[SUPPLIED RECORDS]
= = = = =

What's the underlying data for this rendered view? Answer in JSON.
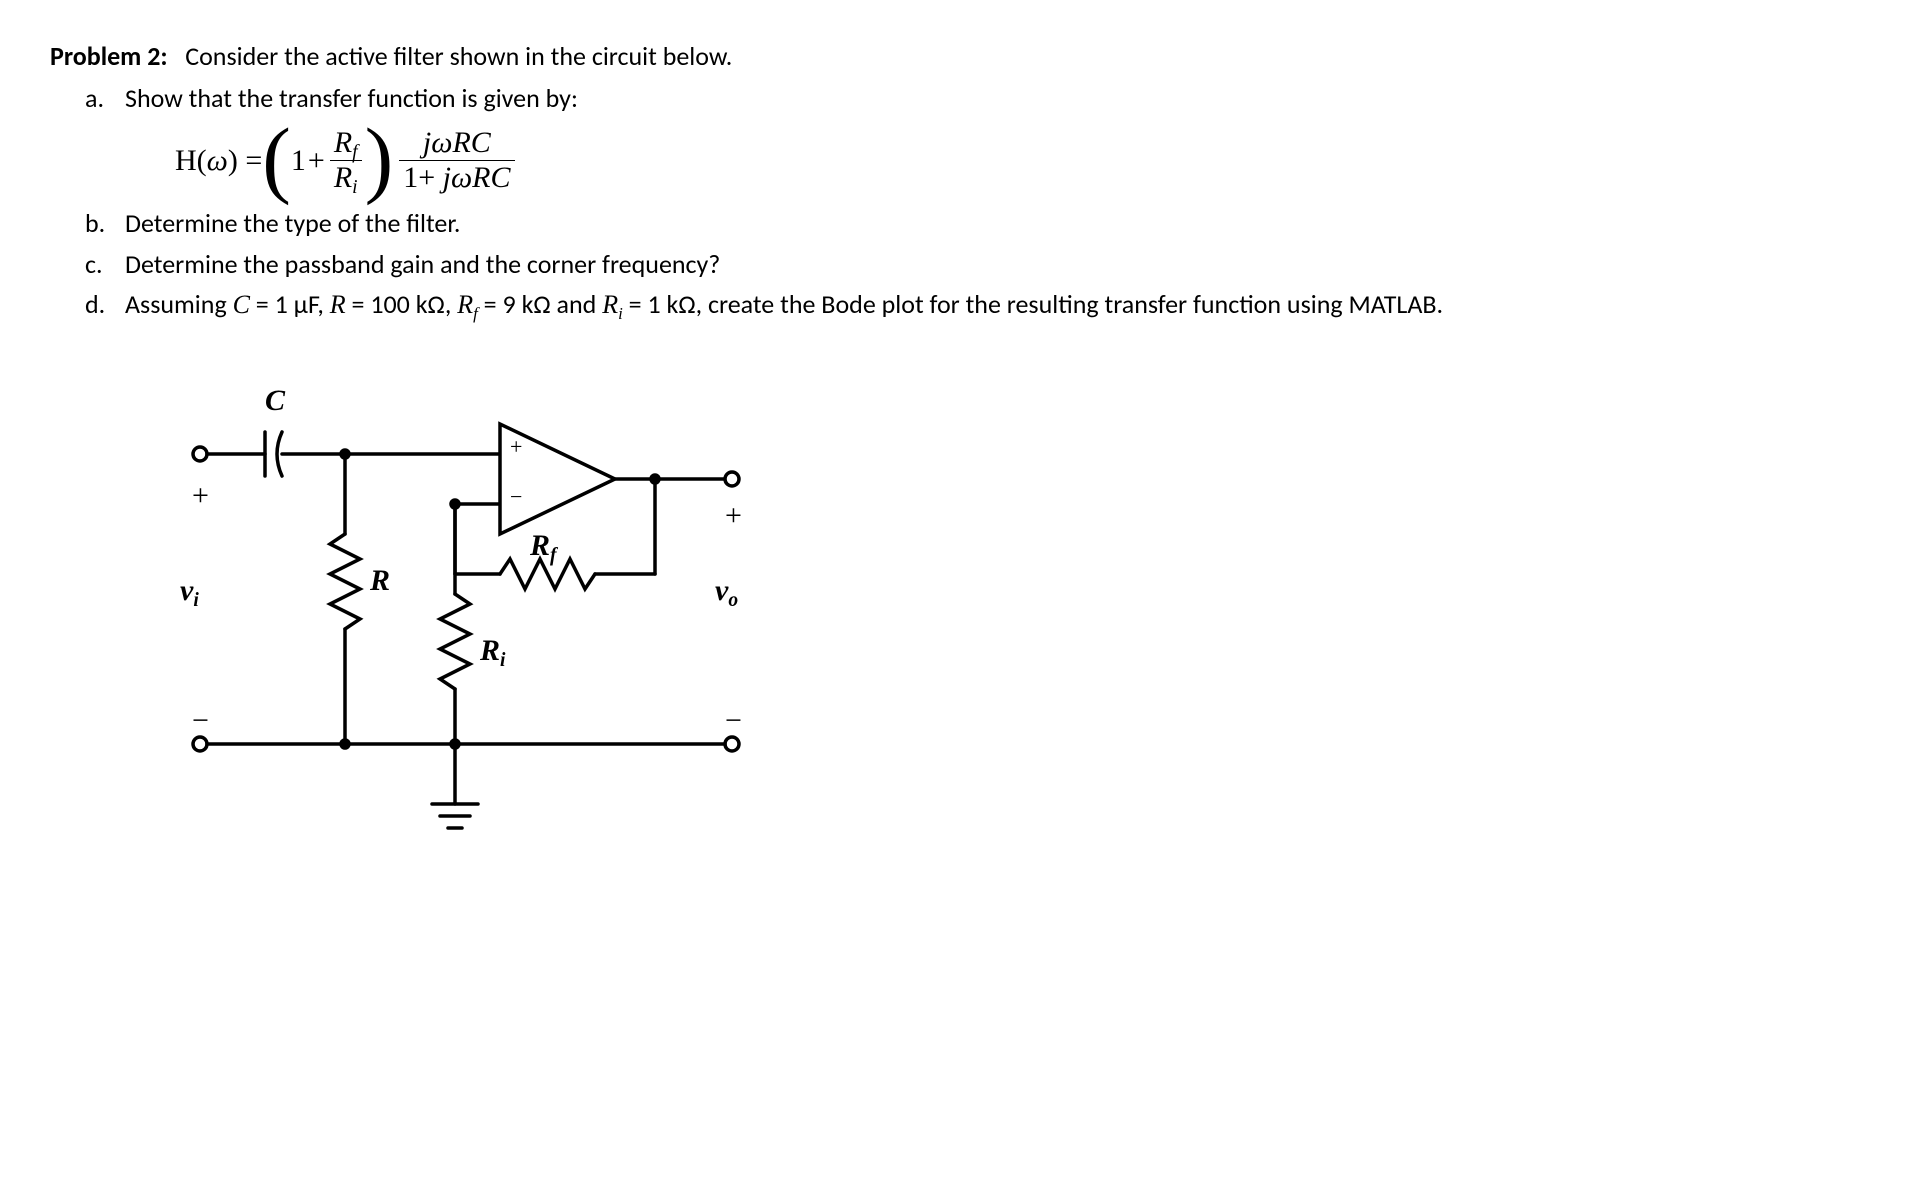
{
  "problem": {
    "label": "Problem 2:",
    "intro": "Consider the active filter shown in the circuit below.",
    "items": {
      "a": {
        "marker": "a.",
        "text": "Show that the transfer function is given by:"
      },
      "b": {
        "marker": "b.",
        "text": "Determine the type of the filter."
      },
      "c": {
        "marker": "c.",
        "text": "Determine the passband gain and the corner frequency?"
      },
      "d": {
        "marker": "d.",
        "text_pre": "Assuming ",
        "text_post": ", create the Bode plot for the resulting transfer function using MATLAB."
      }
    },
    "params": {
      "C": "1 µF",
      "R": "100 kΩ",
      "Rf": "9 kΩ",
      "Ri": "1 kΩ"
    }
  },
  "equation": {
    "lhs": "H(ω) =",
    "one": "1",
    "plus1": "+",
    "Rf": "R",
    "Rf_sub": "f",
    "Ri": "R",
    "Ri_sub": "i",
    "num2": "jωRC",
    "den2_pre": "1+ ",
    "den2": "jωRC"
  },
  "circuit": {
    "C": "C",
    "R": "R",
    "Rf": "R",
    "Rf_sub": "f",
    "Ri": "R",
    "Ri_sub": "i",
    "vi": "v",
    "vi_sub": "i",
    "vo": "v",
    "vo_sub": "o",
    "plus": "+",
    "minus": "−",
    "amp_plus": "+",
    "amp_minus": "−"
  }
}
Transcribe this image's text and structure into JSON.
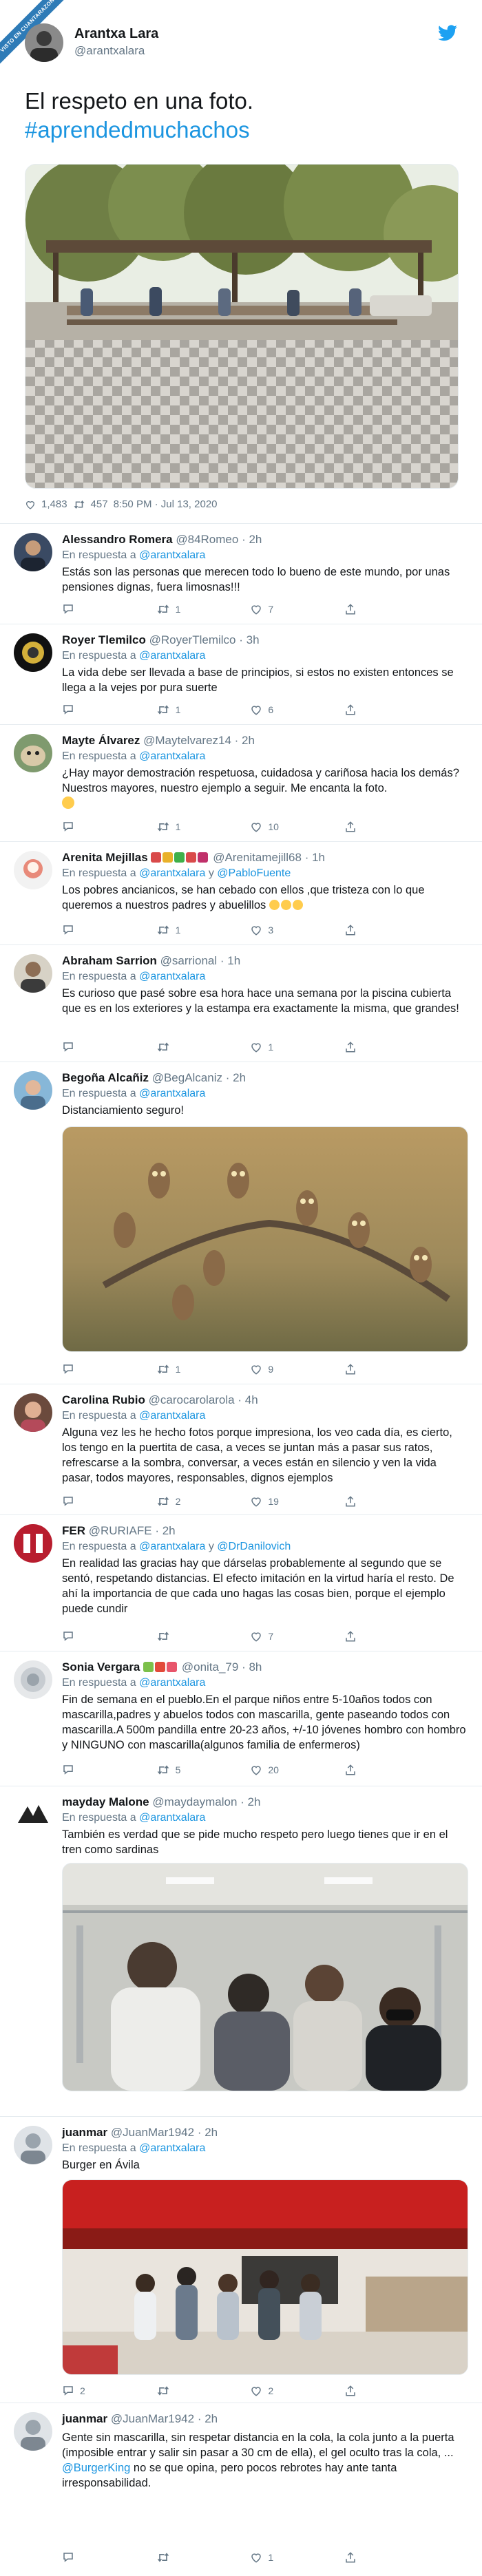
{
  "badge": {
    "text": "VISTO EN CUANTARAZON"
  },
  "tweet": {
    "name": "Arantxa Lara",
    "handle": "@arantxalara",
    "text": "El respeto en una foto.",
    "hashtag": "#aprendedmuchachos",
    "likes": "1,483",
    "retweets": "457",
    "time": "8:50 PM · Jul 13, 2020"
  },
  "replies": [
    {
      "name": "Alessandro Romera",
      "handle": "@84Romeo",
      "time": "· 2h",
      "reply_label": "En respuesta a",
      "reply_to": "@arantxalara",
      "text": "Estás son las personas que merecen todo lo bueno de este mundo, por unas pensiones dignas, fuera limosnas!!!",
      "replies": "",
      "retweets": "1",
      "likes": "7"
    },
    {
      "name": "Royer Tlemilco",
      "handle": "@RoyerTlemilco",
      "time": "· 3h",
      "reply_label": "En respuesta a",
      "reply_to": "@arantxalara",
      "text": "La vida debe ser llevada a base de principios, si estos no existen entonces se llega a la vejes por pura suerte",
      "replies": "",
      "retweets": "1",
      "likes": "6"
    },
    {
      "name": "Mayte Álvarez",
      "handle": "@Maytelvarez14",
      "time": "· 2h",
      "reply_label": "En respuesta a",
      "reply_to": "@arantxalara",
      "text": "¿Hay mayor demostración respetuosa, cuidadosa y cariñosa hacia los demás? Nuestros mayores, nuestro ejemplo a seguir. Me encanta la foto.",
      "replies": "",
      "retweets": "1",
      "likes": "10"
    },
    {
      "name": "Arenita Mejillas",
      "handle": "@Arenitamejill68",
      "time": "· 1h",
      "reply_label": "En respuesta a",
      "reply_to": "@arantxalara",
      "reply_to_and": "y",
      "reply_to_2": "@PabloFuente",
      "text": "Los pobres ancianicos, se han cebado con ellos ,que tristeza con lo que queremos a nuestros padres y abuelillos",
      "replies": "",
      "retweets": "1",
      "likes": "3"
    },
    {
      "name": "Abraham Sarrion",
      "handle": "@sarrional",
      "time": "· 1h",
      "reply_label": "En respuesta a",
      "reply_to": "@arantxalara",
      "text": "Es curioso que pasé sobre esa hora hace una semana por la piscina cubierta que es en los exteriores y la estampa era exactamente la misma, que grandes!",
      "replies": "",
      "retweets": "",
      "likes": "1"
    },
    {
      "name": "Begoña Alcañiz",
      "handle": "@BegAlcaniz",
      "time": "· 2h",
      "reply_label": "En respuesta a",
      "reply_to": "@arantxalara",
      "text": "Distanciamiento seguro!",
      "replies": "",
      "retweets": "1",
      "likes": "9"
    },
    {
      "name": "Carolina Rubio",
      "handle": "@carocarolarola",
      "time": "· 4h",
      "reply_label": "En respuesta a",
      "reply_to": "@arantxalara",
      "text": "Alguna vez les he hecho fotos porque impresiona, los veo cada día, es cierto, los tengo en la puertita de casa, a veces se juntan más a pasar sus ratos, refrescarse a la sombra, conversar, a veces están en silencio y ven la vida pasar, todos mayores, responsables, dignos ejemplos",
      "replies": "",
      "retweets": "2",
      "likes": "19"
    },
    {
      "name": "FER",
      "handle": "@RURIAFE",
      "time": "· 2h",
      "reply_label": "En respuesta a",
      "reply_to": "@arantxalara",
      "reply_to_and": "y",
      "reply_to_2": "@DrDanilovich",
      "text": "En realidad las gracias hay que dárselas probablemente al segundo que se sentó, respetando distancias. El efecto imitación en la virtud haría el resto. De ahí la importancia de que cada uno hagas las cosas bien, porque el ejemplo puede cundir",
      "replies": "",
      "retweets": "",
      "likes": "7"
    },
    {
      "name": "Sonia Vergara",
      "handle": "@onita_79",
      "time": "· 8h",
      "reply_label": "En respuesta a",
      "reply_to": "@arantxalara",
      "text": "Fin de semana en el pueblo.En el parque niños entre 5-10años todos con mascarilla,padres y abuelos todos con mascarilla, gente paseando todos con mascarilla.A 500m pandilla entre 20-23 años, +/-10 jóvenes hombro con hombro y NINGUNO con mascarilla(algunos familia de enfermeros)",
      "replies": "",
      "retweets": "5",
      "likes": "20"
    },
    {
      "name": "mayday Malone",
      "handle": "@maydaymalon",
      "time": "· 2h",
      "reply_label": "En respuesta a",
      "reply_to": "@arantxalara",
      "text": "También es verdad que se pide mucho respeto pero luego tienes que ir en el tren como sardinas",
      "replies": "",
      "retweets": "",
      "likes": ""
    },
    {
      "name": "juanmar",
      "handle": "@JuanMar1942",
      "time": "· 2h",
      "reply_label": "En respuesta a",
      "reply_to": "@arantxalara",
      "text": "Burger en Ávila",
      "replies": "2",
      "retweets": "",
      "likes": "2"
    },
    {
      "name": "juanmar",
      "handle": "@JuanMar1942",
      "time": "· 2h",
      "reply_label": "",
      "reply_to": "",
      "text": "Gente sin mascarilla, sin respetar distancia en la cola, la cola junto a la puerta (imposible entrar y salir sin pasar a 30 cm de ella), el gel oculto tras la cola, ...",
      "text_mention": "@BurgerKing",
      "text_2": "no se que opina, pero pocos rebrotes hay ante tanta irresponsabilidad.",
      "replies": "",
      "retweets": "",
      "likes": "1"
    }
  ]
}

= = = = =

[EXERCISE TASK]
Find the word "circuit" in the data and show each line that holds it.

[IN RESPONSE]
    "intro": "Consider the active filter shown in the circuit below.",
  "circuit": {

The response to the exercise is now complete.